[GIVEN DATA]:
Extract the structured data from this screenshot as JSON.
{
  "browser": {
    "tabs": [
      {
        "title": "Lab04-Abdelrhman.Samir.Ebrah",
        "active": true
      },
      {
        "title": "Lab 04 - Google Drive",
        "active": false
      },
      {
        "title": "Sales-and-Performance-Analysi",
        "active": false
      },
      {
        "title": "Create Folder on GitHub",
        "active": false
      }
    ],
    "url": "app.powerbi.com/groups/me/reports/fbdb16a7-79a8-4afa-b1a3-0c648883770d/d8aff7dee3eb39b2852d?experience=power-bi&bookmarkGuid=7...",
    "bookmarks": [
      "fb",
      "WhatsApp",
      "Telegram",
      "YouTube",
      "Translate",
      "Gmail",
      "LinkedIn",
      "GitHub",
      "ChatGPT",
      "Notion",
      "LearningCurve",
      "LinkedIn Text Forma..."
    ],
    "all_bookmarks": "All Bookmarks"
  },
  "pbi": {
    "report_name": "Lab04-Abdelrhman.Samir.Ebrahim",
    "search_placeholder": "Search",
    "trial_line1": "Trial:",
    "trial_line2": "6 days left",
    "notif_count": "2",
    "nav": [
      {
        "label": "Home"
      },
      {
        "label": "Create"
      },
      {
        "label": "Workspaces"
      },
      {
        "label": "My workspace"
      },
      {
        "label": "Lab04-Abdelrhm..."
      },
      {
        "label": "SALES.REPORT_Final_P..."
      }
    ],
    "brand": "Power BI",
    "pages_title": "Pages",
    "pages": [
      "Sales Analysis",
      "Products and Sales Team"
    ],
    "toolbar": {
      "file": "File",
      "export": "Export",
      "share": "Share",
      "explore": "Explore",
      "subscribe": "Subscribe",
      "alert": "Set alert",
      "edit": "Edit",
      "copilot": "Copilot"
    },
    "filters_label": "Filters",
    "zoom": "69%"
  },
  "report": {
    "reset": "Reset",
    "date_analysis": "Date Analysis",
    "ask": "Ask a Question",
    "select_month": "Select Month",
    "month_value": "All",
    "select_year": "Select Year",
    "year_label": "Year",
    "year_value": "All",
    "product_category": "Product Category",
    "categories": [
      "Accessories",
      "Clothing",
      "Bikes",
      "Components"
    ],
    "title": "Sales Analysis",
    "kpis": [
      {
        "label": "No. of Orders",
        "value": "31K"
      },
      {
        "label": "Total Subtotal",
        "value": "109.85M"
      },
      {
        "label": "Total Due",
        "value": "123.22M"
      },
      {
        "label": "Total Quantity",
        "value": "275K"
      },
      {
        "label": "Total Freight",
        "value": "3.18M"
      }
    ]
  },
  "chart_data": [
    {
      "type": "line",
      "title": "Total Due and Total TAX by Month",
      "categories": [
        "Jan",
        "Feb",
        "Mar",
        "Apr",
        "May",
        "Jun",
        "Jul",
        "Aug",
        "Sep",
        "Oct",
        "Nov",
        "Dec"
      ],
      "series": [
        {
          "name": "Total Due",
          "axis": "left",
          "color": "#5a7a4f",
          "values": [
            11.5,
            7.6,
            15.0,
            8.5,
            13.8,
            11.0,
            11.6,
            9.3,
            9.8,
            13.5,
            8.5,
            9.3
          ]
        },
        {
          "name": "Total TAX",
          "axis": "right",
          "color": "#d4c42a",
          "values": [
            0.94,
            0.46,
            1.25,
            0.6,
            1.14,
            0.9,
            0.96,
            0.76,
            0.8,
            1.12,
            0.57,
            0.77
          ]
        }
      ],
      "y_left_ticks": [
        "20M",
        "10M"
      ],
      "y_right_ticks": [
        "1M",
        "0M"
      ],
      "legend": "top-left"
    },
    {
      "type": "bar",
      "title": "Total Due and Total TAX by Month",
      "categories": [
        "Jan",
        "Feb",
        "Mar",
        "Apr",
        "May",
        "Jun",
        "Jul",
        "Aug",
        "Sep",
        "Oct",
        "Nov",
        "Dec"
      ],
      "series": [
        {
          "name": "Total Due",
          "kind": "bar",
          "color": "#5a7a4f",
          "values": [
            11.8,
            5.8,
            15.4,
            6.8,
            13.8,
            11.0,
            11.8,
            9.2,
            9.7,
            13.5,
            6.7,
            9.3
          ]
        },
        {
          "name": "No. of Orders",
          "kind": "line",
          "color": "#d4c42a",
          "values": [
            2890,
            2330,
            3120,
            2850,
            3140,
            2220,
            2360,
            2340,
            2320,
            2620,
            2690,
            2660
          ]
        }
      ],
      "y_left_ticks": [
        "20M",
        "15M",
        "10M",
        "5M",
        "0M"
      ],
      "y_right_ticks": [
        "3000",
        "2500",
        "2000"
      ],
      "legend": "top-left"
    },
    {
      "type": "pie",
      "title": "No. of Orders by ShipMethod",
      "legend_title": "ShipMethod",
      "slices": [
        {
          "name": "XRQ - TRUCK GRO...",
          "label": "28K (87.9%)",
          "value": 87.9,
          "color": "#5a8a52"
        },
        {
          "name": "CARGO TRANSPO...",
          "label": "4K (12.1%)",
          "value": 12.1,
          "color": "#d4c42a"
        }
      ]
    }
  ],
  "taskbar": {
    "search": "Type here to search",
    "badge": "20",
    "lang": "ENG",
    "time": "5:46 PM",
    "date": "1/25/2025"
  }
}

[PROBLEM REQUIREMENTS]: Every entry must be retyped in full, exactly as given.

[SOLVED EXERCISE]:
Extract the structured data from this screenshot as JSON.
{
  "browser": {
    "tabs": [
      {
        "title": "Lab04-Abdelrhman.Samir.Ebrah",
        "active": true
      },
      {
        "title": "Lab 04 - Google Drive",
        "active": false
      },
      {
        "title": "Sales-and-Performance-Analysi",
        "active": false
      },
      {
        "title": "Create Folder on GitHub",
        "active": false
      }
    ],
    "url": "app.powerbi.com/groups/me/reports/fbdb16a7-79a8-4afa-b1a3-0c648883770d/d8aff7dee3eb39b2852d?experience=power-bi&bookmarkGuid=7...",
    "bookmarks": [
      "fb",
      "WhatsApp",
      "Telegram",
      "YouTube",
      "Translate",
      "Gmail",
      "LinkedIn",
      "GitHub",
      "ChatGPT",
      "Notion",
      "LearningCurve",
      "LinkedIn Text Forma..."
    ],
    "all_bookmarks": "All Bookmarks"
  },
  "pbi": {
    "report_name": "Lab04-Abdelrhman.Samir.Ebrahim",
    "search_placeholder": "Search",
    "trial_line1": "Trial:",
    "trial_line2": "6 days left",
    "notif_count": "2",
    "nav": [
      {
        "label": "Home"
      },
      {
        "label": "Create"
      },
      {
        "label": "Workspaces"
      },
      {
        "label": "My workspace"
      },
      {
        "label": "Lab04-Abdelrhm..."
      },
      {
        "label": "SALES.REPORT_Final_P..."
      }
    ],
    "brand": "Power BI",
    "pages_title": "Pages",
    "pages": [
      "Sales Analysis",
      "Products and Sales Team"
    ],
    "toolbar": {
      "file": "File",
      "export": "Export",
      "share": "Share",
      "explore": "Explore",
      "subscribe": "Subscribe",
      "alert": "Set alert",
      "edit": "Edit",
      "copilot": "Copilot"
    },
    "filters_label": "Filters",
    "zoom": "69%"
  },
  "report": {
    "reset": "Reset",
    "date_analysis": "Date Analysis",
    "ask": "Ask a Question",
    "select_month": "Select Month",
    "month_value": "All",
    "select_year": "Select Year",
    "year_label": "Year",
    "year_value": "All",
    "product_category": "Product Category",
    "categories": [
      "Accessories",
      "Clothing",
      "Bikes",
      "Components"
    ],
    "title": "Sales Analysis",
    "kpis": [
      {
        "label": "No. of Orders",
        "value": "31K"
      },
      {
        "label": "Total Subtotal",
        "value": "109.85M"
      },
      {
        "label": "Total Due",
        "value": "123.22M"
      },
      {
        "label": "Total Quantity",
        "value": "275K"
      },
      {
        "label": "Total Freight",
        "value": "3.18M"
      }
    ]
  },
  "chart_data": [
    {
      "type": "line",
      "title": "Total Due and Total TAX by Month",
      "categories": [
        "Jan",
        "Feb",
        "Mar",
        "Apr",
        "May",
        "Jun",
        "Jul",
        "Aug",
        "Sep",
        "Oct",
        "Nov",
        "Dec"
      ],
      "series": [
        {
          "name": "Total Due",
          "axis": "left",
          "color": "#5a7a4f",
          "values": [
            11.5,
            7.6,
            15.0,
            8.5,
            13.8,
            11.0,
            11.6,
            9.3,
            9.8,
            13.5,
            8.5,
            9.3
          ]
        },
        {
          "name": "Total TAX",
          "axis": "right",
          "color": "#d4c42a",
          "values": [
            0.94,
            0.46,
            1.25,
            0.6,
            1.14,
            0.9,
            0.96,
            0.76,
            0.8,
            1.12,
            0.57,
            0.77
          ]
        }
      ],
      "y_left_ticks": [
        "20M",
        "10M"
      ],
      "y_right_ticks": [
        "1M",
        "0M"
      ],
      "legend": "top-left"
    },
    {
      "type": "bar",
      "title": "Total Due and Total TAX by Month",
      "categories": [
        "Jan",
        "Feb",
        "Mar",
        "Apr",
        "May",
        "Jun",
        "Jul",
        "Aug",
        "Sep",
        "Oct",
        "Nov",
        "Dec"
      ],
      "series": [
        {
          "name": "Total Due",
          "kind": "bar",
          "color": "#5a7a4f",
          "values": [
            11.8,
            5.8,
            15.4,
            6.8,
            13.8,
            11.0,
            11.8,
            9.2,
            9.7,
            13.5,
            6.7,
            9.3
          ]
        },
        {
          "name": "No. of Orders",
          "kind": "line",
          "color": "#d4c42a",
          "values": [
            2890,
            2330,
            3120,
            2850,
            3140,
            2220,
            2360,
            2340,
            2320,
            2620,
            2690,
            2660
          ]
        }
      ],
      "y_left_ticks": [
        "20M",
        "15M",
        "10M",
        "5M",
        "0M"
      ],
      "y_right_ticks": [
        "3000",
        "2500",
        "2000"
      ],
      "legend": "top-left"
    },
    {
      "type": "pie",
      "title": "No. of Orders by ShipMethod",
      "legend_title": "ShipMethod",
      "slices": [
        {
          "name": "XRQ - TRUCK GRO...",
          "label": "28K (87.9%)",
          "value": 87.9,
          "color": "#5a8a52"
        },
        {
          "name": "CARGO TRANSPO...",
          "label": "4K (12.1%)",
          "value": 12.1,
          "color": "#d4c42a"
        }
      ]
    }
  ],
  "taskbar": {
    "search": "Type here to search",
    "badge": "20",
    "lang": "ENG",
    "time": "5:46 PM",
    "date": "1/25/2025"
  }
}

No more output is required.